## Work instructions
Rewrite the rows from the one containing "147, 360, 193]" up to and including the one containing "672, 137, 679]", substituting "color-swatch" for every "legend-swatch" and leaving all else unchanged.

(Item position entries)

-- -- --

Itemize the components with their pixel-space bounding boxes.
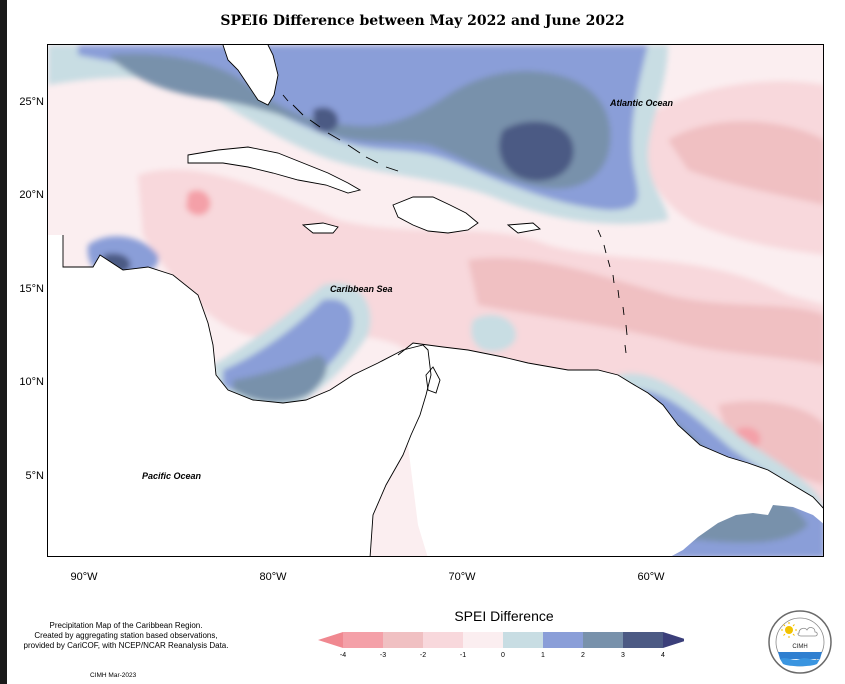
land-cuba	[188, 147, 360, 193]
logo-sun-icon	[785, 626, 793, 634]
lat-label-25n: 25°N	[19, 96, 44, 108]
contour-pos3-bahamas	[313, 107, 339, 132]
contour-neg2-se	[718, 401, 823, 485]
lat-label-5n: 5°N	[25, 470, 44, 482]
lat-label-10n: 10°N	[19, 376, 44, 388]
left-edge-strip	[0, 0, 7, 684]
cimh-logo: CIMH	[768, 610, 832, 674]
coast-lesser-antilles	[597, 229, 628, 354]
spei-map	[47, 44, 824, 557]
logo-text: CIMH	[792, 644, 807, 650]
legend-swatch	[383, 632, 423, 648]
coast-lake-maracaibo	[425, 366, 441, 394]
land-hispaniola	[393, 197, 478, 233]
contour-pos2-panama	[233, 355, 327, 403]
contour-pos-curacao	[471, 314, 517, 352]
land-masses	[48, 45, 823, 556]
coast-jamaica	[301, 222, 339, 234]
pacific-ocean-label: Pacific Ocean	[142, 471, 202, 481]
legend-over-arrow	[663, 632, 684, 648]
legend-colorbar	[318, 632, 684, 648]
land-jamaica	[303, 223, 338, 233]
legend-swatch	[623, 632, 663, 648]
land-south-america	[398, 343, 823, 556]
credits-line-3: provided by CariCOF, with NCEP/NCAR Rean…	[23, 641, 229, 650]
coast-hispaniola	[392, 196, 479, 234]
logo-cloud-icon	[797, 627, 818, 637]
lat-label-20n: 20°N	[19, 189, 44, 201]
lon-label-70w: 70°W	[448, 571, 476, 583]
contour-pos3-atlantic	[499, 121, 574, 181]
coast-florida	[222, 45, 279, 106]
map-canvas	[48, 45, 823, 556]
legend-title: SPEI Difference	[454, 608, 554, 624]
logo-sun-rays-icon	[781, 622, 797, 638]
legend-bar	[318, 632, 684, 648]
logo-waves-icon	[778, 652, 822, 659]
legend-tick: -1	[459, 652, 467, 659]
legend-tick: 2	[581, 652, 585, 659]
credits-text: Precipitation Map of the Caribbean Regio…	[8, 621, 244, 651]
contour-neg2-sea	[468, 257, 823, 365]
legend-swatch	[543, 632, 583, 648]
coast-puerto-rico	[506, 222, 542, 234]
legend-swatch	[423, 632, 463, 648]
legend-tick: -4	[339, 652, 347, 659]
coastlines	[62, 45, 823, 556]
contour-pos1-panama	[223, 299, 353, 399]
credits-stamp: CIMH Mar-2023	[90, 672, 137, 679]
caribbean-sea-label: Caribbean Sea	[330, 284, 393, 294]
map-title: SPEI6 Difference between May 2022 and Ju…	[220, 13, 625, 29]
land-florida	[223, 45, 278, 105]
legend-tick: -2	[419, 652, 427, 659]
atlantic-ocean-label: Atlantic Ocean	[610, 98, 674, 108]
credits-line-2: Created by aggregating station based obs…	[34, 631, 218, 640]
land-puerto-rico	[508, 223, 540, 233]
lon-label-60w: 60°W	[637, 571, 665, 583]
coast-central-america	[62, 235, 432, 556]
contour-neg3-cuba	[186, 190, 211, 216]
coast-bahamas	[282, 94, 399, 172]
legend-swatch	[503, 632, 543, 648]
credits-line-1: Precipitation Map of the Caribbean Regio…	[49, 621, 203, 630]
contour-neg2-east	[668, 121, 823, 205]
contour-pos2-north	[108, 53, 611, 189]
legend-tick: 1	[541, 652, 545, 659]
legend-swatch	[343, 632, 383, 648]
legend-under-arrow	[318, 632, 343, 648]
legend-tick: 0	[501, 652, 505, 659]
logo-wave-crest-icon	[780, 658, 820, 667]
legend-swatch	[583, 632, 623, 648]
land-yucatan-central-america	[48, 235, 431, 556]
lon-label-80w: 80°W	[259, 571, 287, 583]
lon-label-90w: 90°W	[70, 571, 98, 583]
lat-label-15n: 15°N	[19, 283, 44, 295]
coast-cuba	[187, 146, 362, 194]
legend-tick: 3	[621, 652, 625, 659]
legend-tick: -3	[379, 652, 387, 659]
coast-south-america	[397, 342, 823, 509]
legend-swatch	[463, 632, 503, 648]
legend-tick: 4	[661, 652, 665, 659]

-- -- --

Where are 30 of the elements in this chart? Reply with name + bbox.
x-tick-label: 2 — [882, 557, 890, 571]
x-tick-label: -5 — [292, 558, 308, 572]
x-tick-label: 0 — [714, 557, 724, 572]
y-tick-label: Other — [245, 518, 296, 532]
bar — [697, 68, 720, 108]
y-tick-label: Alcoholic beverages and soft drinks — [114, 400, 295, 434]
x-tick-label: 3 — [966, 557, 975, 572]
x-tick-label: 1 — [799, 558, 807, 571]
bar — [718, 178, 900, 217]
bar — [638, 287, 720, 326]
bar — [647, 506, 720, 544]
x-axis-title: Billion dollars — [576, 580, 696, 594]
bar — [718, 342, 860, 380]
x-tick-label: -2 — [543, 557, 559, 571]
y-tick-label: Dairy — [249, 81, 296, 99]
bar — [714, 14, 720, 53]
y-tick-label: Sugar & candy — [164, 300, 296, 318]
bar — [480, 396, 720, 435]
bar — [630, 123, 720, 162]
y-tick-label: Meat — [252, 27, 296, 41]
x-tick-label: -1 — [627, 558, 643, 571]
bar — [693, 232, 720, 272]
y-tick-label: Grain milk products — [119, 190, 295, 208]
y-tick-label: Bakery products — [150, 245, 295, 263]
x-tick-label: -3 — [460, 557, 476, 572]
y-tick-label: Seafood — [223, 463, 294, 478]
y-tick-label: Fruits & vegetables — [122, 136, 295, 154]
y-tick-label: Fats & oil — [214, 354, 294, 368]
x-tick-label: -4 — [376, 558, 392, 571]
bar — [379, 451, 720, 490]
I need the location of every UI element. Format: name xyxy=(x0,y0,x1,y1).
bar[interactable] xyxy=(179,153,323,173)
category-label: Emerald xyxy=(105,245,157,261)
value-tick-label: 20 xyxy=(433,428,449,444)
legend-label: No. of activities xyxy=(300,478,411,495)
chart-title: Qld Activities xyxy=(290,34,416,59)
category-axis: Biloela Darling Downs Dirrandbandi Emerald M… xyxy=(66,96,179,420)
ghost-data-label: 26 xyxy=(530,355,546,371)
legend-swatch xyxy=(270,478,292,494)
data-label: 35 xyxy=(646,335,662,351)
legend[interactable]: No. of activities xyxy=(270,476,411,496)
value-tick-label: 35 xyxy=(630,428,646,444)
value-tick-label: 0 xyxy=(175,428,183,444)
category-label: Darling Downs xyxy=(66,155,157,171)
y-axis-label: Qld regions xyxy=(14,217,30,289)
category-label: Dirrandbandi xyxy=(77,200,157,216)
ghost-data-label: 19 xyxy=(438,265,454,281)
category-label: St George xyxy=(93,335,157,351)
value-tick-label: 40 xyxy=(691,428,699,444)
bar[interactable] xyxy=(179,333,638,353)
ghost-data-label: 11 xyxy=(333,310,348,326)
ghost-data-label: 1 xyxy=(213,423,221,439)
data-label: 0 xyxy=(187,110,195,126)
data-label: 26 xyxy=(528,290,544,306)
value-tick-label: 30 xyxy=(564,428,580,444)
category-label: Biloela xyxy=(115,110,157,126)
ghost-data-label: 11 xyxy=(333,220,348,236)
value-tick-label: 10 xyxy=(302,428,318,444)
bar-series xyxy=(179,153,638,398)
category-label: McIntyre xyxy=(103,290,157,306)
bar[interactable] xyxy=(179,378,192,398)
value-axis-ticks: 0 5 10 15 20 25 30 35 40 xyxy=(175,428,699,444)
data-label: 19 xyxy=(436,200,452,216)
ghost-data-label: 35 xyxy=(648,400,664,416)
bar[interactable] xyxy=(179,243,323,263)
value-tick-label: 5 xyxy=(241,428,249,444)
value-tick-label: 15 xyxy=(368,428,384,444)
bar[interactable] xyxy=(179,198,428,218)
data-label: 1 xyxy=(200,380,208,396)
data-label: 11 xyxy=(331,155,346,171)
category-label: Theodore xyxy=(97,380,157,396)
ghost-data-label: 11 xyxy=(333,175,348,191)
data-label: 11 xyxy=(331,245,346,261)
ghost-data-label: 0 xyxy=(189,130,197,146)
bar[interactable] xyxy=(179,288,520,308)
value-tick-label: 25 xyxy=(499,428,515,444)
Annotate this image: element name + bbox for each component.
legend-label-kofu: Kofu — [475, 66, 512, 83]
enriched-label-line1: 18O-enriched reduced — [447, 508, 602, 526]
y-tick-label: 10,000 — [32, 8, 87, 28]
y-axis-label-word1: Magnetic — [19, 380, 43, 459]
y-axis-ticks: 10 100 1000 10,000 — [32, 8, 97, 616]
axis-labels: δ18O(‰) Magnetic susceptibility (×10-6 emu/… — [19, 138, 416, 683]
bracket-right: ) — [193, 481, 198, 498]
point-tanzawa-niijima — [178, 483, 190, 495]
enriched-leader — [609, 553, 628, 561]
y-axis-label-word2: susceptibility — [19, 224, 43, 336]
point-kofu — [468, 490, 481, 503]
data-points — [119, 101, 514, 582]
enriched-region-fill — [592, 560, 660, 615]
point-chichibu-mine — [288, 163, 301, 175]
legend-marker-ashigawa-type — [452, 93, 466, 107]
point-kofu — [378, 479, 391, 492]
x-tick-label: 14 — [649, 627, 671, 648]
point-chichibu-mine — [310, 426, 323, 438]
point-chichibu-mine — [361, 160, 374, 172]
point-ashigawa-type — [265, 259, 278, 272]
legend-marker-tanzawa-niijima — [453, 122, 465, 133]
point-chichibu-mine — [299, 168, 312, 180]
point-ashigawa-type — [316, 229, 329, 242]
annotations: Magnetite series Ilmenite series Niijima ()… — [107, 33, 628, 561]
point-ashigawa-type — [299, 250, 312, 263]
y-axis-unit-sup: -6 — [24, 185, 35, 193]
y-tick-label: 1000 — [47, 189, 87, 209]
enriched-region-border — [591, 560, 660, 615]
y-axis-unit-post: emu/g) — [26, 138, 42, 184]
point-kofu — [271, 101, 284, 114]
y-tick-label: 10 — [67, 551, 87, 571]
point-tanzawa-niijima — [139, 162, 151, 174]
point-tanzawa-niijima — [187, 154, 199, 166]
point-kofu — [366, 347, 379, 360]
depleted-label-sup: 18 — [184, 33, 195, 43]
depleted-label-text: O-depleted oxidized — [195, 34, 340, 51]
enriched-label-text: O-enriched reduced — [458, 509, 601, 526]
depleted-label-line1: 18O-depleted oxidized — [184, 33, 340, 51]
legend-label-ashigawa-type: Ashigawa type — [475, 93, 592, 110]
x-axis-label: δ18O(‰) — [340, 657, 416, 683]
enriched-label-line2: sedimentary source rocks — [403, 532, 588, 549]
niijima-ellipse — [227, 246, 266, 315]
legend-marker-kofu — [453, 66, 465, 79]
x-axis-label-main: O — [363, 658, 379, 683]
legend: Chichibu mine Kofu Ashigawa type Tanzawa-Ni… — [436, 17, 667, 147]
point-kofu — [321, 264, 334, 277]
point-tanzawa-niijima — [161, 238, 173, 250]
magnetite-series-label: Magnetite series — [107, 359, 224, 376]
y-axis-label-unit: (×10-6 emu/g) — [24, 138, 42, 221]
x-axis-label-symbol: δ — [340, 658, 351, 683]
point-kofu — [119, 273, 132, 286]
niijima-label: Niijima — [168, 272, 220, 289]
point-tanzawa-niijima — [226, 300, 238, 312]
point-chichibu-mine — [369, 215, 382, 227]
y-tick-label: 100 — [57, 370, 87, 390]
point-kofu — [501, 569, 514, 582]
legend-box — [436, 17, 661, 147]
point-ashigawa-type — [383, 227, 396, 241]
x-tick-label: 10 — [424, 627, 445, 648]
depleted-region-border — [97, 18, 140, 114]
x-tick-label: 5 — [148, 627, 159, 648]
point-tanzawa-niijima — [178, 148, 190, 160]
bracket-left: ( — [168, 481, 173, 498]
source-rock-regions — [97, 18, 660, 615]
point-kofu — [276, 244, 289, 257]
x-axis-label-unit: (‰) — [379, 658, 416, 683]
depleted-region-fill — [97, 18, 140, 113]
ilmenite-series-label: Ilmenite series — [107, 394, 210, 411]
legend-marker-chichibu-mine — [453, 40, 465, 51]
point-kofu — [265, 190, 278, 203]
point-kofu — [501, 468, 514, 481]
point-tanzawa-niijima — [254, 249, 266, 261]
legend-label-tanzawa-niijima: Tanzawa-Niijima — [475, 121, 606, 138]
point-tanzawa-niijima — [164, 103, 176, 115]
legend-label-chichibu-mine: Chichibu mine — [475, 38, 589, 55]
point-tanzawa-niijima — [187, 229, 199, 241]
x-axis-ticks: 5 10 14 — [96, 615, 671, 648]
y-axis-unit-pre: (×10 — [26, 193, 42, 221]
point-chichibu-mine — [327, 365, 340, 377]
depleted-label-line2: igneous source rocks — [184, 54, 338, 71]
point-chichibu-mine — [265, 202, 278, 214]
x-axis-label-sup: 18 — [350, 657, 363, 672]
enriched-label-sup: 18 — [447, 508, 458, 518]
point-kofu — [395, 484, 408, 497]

-- -- --

## Answer to this exercise
land-cuba	[188, 147, 360, 193]
logo-sun-icon	[785, 626, 793, 634]
lat-label-25n: 25°N	[19, 96, 44, 108]
contour-pos3-bahamas	[313, 107, 339, 132]
contour-neg2-se	[718, 401, 823, 485]
lat-label-5n: 5°N	[25, 470, 44, 482]
lat-label-10n: 10°N	[19, 376, 44, 388]
left-edge-strip	[0, 0, 7, 684]
cimh-logo: CIMH	[768, 610, 832, 674]
coast-lesser-antilles	[597, 229, 628, 354]
spei-map	[47, 44, 824, 557]
logo-text: CIMH	[792, 644, 807, 650]
color-swatch	[383, 632, 423, 648]
coast-lake-maracaibo	[425, 366, 441, 394]
land-hispaniola	[393, 197, 478, 233]
contour-pos2-panama	[233, 355, 327, 403]
contour-pos-curacao	[471, 314, 517, 352]
land-masses	[48, 45, 823, 556]
coast-jamaica	[301, 222, 339, 234]
pacific-ocean-label: Pacific Ocean	[142, 471, 202, 481]
legend-over-arrow	[663, 632, 684, 648]
legend-colorbar	[318, 632, 684, 648]
land-jamaica	[303, 223, 338, 233]
color-swatch	[623, 632, 663, 648]
land-south-america	[398, 343, 823, 556]
credits-line-3: provided by CariCOF, with NCEP/NCAR Rean…	[23, 641, 229, 650]
coast-hispaniola	[392, 196, 479, 234]
logo-cloud-icon	[797, 627, 818, 637]
lat-label-20n: 20°N	[19, 189, 44, 201]
lon-label-70w: 70°W	[448, 571, 476, 583]
contour-pos3-atlantic	[499, 121, 574, 181]
coast-florida	[222, 45, 279, 106]
map-canvas	[48, 45, 823, 556]
legend-title: SPEI Difference	[454, 608, 554, 624]
logo-sun-rays-icon	[781, 622, 797, 638]
legend-bar	[318, 632, 684, 648]
logo-waves-icon	[778, 652, 822, 659]
legend-tick: -1	[459, 652, 467, 659]
legend-tick: 2	[581, 652, 585, 659]
credits-text: Precipitation Map of the Caribbean Regio…	[8, 621, 244, 651]
contour-neg2-sea	[468, 257, 823, 365]
color-swatch	[543, 632, 583, 648]
coast-puerto-rico	[506, 222, 542, 234]
color-swatch	[423, 632, 463, 648]
legend-tick: -4	[339, 652, 347, 659]
coastlines	[62, 45, 823, 556]
contour-pos1-panama	[223, 299, 353, 399]
credits-stamp: CIMH Mar-2023	[90, 672, 137, 679]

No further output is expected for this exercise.